# INPUT
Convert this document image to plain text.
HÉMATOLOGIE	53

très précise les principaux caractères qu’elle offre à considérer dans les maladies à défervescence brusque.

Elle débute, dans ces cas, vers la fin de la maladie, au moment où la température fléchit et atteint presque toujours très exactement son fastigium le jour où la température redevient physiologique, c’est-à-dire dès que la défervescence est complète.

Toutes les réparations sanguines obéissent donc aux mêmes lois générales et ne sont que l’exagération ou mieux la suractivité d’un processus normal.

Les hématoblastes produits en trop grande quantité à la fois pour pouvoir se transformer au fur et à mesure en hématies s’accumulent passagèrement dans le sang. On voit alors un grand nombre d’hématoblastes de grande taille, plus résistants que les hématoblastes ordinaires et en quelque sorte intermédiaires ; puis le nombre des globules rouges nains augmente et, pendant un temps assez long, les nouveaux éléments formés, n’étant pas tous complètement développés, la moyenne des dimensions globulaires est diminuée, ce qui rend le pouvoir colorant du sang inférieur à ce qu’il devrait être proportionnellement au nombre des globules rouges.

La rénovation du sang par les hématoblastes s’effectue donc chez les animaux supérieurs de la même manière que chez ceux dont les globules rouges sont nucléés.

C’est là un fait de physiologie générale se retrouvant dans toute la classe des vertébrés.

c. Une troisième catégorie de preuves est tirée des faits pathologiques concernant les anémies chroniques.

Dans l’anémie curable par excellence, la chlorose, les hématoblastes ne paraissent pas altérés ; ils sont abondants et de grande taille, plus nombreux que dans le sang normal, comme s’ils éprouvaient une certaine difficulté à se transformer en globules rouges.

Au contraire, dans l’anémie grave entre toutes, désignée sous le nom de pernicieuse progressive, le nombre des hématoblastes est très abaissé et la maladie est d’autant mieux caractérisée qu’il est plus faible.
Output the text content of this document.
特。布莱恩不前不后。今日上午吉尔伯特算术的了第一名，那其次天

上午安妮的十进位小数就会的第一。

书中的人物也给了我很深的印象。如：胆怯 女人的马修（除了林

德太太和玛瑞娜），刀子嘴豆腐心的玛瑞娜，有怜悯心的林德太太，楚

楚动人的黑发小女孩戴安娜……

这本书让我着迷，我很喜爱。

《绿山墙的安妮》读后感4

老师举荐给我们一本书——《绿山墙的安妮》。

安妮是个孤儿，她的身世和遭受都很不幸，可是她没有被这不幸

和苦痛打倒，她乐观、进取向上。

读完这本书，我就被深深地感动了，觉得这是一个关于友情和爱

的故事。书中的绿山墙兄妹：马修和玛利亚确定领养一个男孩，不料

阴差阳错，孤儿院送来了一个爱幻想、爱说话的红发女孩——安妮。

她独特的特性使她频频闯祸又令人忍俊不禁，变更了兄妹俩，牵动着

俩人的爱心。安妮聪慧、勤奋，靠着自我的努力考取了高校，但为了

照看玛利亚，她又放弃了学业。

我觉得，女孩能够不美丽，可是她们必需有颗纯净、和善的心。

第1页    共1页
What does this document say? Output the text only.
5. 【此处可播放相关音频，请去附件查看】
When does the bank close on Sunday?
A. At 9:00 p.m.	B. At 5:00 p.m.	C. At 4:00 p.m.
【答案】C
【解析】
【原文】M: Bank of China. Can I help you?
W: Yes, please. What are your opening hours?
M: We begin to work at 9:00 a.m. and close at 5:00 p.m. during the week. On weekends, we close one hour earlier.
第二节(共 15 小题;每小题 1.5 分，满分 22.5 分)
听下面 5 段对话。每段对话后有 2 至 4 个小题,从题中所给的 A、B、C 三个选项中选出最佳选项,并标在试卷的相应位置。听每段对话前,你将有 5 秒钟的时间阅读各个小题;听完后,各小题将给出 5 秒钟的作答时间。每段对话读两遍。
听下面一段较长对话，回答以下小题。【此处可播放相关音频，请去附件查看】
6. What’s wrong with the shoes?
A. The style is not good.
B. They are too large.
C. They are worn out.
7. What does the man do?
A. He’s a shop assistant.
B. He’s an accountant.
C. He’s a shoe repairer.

# OBJECTIVE
Locate each line containing the string "très" and show it.

# TASK RESULT
très précise les principaux caractères qu’elle offre à considérer dans les maladies à défervescence brusque.
Elle débute, dans ces cas, vers la fin de la maladie, au moment où la température fléchit et atteint presque toujours très exactement son fastigium le jour où la température redevient physiologique, c’est-à-dire dès que la défervescence est complète.
Au contraire, dans l’anémie grave entre toutes, désignée sous le nom de pernicieuse progressive, le nombre des hématoblastes est très abaissé et la maladie est d’autant mieux caractérisée qu’il est plus faible.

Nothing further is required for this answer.